##### Given entries
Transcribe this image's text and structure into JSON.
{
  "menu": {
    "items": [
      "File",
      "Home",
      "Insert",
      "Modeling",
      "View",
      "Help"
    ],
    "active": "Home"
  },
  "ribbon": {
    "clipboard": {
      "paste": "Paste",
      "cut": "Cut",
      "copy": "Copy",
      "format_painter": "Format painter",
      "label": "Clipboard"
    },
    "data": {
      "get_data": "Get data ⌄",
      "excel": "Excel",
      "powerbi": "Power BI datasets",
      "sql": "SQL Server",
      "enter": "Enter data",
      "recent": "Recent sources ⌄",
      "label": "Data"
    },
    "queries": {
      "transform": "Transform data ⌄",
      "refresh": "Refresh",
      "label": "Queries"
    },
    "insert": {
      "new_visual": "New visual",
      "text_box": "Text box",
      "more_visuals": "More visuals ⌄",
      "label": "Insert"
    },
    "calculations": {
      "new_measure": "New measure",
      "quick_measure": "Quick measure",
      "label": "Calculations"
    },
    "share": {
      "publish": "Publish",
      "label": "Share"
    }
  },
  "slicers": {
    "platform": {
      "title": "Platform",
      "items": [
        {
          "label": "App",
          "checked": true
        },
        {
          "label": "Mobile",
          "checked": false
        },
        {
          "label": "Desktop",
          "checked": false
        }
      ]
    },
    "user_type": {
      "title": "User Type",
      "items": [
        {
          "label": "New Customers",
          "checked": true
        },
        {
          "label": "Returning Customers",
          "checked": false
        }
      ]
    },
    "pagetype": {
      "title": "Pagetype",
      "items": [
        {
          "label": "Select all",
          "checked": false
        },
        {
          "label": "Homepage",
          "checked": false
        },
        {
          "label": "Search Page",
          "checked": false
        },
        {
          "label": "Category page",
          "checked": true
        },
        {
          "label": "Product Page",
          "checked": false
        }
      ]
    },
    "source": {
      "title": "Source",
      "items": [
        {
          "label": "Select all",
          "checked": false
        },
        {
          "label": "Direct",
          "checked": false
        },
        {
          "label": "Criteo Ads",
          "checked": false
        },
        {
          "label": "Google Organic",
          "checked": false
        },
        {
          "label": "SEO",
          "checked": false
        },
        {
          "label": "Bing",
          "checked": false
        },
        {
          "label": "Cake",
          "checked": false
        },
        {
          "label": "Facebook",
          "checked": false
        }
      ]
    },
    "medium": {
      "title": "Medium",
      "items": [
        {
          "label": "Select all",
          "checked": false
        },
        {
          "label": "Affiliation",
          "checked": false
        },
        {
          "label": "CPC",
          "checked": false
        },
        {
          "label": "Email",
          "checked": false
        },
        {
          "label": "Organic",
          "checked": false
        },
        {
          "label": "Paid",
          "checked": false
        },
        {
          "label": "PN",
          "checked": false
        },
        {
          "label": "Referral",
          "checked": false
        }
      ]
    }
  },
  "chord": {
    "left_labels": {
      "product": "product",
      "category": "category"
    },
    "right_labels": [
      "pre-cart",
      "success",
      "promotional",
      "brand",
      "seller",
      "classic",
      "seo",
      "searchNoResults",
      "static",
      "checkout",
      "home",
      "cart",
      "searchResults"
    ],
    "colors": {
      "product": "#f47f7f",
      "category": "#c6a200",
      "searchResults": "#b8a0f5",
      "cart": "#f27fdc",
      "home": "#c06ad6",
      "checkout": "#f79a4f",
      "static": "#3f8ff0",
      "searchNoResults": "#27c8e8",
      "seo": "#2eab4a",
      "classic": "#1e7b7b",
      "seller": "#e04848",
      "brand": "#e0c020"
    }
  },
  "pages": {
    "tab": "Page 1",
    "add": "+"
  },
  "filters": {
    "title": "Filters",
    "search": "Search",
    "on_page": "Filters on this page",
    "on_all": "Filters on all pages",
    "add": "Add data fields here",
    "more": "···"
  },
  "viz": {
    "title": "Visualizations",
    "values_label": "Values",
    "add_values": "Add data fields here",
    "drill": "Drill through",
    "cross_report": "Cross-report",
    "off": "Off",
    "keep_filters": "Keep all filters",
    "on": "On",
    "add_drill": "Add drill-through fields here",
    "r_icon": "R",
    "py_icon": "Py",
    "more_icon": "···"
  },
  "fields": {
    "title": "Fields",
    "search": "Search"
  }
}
##########
• Written exercise:
Print the listing above in full, exactly as it is.

• The response:
Transcribe this image's text and structure into JSON.
{
  "menu": {
    "items": [
      "File",
      "Home",
      "Insert",
      "Modeling",
      "View",
      "Help"
    ],
    "active": "Home"
  },
  "ribbon": {
    "clipboard": {
      "paste": "Paste",
      "cut": "Cut",
      "copy": "Copy",
      "format_painter": "Format painter",
      "label": "Clipboard"
    },
    "data": {
      "get_data": "Get data ⌄",
      "excel": "Excel",
      "powerbi": "Power BI datasets",
      "sql": "SQL Server",
      "enter": "Enter data",
      "recent": "Recent sources ⌄",
      "label": "Data"
    },
    "queries": {
      "transform": "Transform data ⌄",
      "refresh": "Refresh",
      "label": "Queries"
    },
    "insert": {
      "new_visual": "New visual",
      "text_box": "Text box",
      "more_visuals": "More visuals ⌄",
      "label": "Insert"
    },
    "calculations": {
      "new_measure": "New measure",
      "quick_measure": "Quick measure",
      "label": "Calculations"
    },
    "share": {
      "publish": "Publish",
      "label": "Share"
    }
  },
  "slicers": {
    "platform": {
      "title": "Platform",
      "items": [
        {
          "label": "App",
          "checked": true
        },
        {
          "label": "Mobile",
          "checked": false
        },
        {
          "label": "Desktop",
          "checked": false
        }
      ]
    },
    "user_type": {
      "title": "User Type",
      "items": [
        {
          "label": "New Customers",
          "checked": true
        },
        {
          "label": "Returning Customers",
          "checked": false
        }
      ]
    },
    "pagetype": {
      "title": "Pagetype",
      "items": [
        {
          "label": "Select all",
          "checked": false
        },
        {
          "label": "Homepage",
          "checked": false
        },
        {
          "label": "Search Page",
          "checked": false
        },
        {
          "label": "Category page",
          "checked": true
        },
        {
          "label": "Product Page",
          "checked": false
        }
      ]
    },
    "source": {
      "title": "Source",
      "items": [
        {
          "label": "Select all",
          "checked": false
        },
        {
          "label": "Direct",
          "checked": false
        },
        {
          "label": "Criteo Ads",
          "checked": false
        },
        {
          "label": "Google Organic",
          "checked": false
        },
        {
          "label": "SEO",
          "checked": false
        },
        {
          "label": "Bing",
          "checked": false
        },
        {
          "label": "Cake",
          "checked": false
        },
        {
          "label": "Facebook",
          "checked": false
        }
      ]
    },
    "medium": {
      "title": "Medium",
      "items": [
        {
          "label": "Select all",
          "checked": false
        },
        {
          "label": "Affiliation",
          "checked": false
        },
        {
          "label": "CPC",
          "checked": false
        },
        {
          "label": "Email",
          "checked": false
        },
        {
          "label": "Organic",
          "checked": false
        },
        {
          "label": "Paid",
          "checked": false
        },
        {
          "label": "PN",
          "checked": false
        },
        {
          "label": "Referral",
          "checked": false
        }
      ]
    }
  },
  "chord": {
    "left_labels": {
      "product": "product",
      "category": "category"
    },
    "right_labels": [
      "pre-cart",
      "success",
      "promotional",
      "brand",
      "seller",
      "classic",
      "seo",
      "searchNoResults",
      "static",
      "checkout",
      "home",
      "cart",
      "searchResults"
    ],
    "colors": {
      "product": "#f47f7f",
      "category": "#c6a200",
      "searchResults": "#b8a0f5",
      "cart": "#f27fdc",
      "home": "#c06ad6",
      "checkout": "#f79a4f",
      "static": "#3f8ff0",
      "searchNoResults": "#27c8e8",
      "seo": "#2eab4a",
      "classic": "#1e7b7b",
      "seller": "#e04848",
      "brand": "#e0c020"
    }
  },
  "pages": {
    "tab": "Page 1",
    "add": "+"
  },
  "filters": {
    "title": "Filters",
    "search": "Search",
    "on_page": "Filters on this page",
    "on_all": "Filters on all pages",
    "add": "Add data fields here",
    "more": "···"
  },
  "viz": {
    "title": "Visualizations",
    "values_label": "Values",
    "add_values": "Add data fields here",
    "drill": "Drill through",
    "cross_report": "Cross-report",
    "off": "Off",
    "keep_filters": "Keep all filters",
    "on": "On",
    "add_drill": "Add drill-through fields here",
    "r_icon": "R",
    "py_icon": "Py",
    "more_icon": "···"
  },
  "fields": {
    "title": "Fields",
    "search": "Search"
  }
}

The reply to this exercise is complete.